- **Stated goal**
Return the records that follow, matching each one exactly.

- **Data entries**
══════════════════════════════

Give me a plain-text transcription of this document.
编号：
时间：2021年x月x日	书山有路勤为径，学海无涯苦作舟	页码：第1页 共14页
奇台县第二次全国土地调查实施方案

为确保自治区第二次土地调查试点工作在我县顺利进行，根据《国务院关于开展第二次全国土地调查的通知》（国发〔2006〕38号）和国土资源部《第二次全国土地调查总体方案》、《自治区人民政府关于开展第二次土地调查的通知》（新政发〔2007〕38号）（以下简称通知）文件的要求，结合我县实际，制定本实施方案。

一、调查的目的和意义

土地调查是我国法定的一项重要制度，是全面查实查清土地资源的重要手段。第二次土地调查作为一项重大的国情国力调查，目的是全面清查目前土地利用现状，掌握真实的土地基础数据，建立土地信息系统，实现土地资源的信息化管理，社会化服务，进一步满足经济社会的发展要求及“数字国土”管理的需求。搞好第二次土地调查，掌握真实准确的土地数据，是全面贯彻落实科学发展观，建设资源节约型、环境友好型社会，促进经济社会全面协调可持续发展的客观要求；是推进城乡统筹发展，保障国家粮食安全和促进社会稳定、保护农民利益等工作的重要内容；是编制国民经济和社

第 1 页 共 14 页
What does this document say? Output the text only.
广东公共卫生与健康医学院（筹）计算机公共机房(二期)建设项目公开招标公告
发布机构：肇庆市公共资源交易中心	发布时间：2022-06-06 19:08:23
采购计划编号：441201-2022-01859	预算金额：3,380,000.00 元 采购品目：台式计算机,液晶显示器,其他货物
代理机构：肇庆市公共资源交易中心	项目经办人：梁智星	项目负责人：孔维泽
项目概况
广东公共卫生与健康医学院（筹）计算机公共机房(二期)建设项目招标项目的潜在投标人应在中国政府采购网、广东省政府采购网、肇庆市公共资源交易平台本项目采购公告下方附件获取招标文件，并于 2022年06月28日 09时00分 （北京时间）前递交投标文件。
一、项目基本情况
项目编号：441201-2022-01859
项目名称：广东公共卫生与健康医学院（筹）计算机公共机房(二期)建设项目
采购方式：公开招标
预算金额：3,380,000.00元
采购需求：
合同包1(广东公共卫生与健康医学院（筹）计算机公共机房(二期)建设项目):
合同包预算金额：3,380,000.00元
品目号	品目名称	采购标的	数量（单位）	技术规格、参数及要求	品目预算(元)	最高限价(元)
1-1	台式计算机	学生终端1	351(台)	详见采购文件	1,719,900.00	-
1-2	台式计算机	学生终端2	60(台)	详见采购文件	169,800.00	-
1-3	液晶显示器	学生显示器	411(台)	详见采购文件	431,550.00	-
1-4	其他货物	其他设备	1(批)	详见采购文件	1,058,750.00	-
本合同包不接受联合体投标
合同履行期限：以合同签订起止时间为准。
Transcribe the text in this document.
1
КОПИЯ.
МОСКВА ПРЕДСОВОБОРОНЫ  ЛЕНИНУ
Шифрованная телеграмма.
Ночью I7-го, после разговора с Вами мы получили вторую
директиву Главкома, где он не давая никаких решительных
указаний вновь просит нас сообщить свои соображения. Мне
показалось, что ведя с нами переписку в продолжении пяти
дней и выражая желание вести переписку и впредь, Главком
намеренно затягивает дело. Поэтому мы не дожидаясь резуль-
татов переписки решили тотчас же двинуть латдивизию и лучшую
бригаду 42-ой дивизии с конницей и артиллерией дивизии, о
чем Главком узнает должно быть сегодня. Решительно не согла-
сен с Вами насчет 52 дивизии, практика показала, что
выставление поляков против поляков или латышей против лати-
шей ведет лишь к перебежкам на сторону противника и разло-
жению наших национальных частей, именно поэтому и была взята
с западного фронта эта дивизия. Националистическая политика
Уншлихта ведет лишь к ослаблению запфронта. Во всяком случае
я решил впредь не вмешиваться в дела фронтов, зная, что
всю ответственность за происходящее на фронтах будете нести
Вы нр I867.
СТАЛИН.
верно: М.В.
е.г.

══════════════════════════════

- **Answer**
Give me a plain-text transcription of this document.
编号：
时间：2021年x月x日	书山有路勤为径，学海无涯苦作舟	页码：第1页 共14页
奇台县第二次全国土地调查实施方案

为确保自治区第二次土地调查试点工作在我县顺利进行，根据《国务院关于开展第二次全国土地调查的通知》（国发〔2006〕38号）和国土资源部《第二次全国土地调查总体方案》、《自治区人民政府关于开展第二次土地调查的通知》（新政发〔2007〕38号）（以下简称通知）文件的要求，结合我县实际，制定本实施方案。

一、调查的目的和意义

土地调查是我国法定的一项重要制度，是全面查实查清土地资源的重要手段。第二次土地调查作为一项重大的国情国力调查，目的是全面清查目前土地利用现状，掌握真实的土地基础数据，建立土地信息系统，实现土地资源的信息化管理，社会化服务，进一步满足经济社会的发展要求及“数字国土”管理的需求。搞好第二次土地调查，掌握真实准确的土地数据，是全面贯彻落实科学发展观，建设资源节约型、环境友好型社会，促进经济社会全面协调可持续发展的客观要求；是推进城乡统筹发展，保障国家粮食安全和促进社会稳定、保护农民利益等工作的重要内容；是编制国民经济和社

第 1 页 共 14 页
What does this document say? Output the text only.
广东公共卫生与健康医学院（筹）计算机公共机房(二期)建设项目公开招标公告
发布机构：肇庆市公共资源交易中心	发布时间：2022-06-06 19:08:23
采购计划编号：441201-2022-01859	预算金额：3,380,000.00 元 采购品目：台式计算机,液晶显示器,其他货物
代理机构：肇庆市公共资源交易中心	项目经办人：梁智星	项目负责人：孔维泽
项目概况
广东公共卫生与健康医学院（筹）计算机公共机房(二期)建设项目招标项目的潜在投标人应在中国政府采购网、广东省政府采购网、肇庆市公共资源交易平台本项目采购公告下方附件获取招标文件，并于 2022年06月28日 09时00分 （北京时间）前递交投标文件。
一、项目基本情况
项目编号：441201-2022-01859
项目名称：广东公共卫生与健康医学院（筹）计算机公共机房(二期)建设项目
采购方式：公开招标
预算金额：3,380,000.00元
采购需求：
合同包1(广东公共卫生与健康医学院（筹）计算机公共机房(二期)建设项目):
合同包预算金额：3,380,000.00元
品目号	品目名称	采购标的	数量（单位）	技术规格、参数及要求	品目预算(元)	最高限价(元)
1-1	台式计算机	学生终端1	351(台)	详见采购文件	1,719,900.00	-
1-2	台式计算机	学生终端2	60(台)	详见采购文件	169,800.00	-
1-3	液晶显示器	学生显示器	411(台)	详见采购文件	431,550.00	-
1-4	其他货物	其他设备	1(批)	详见采购文件	1,058,750.00	-
本合同包不接受联合体投标
合同履行期限：以合同签订起止时间为准。
Transcribe the text in this document.
1
КОПИЯ.
МОСКВА ПРЕДСОВОБОРОНЫ  ЛЕНИНУ
Шифрованная телеграмма.
Ночью I7-го, после разговора с Вами мы получили вторую
директиву Главкома, где он не давая никаких решительных
указаний вновь просит нас сообщить свои соображения. Мне
показалось, что ведя с нами переписку в продолжении пяти
дней и выражая желание вести переписку и впредь, Главком
намеренно затягивает дело. Поэтому мы не дожидаясь резуль-
татов переписки решили тотчас же двинуть латдивизию и лучшую
бригаду 42-ой дивизии с конницей и артиллерией дивизии, о
чем Главком узнает должно быть сегодня. Решительно не согла-
сен с Вами насчет 52 дивизии, практика показала, что
выставление поляков против поляков или латышей против лати-
шей ведет лишь к перебежкам на сторону противника и разло-
жению наших национальных частей, именно поэтому и была взята
с западного фронта эта дивизия. Националистическая политика
Уншлихта ведет лишь к ослаблению запфронта. Во всяком случае
я решил впредь не вмешиваться в дела фронтов, зная, что
всю ответственность за происходящее на фронтах будете нести
Вы нр I867.
СТАЛИН.
верно: М.В.
е.г.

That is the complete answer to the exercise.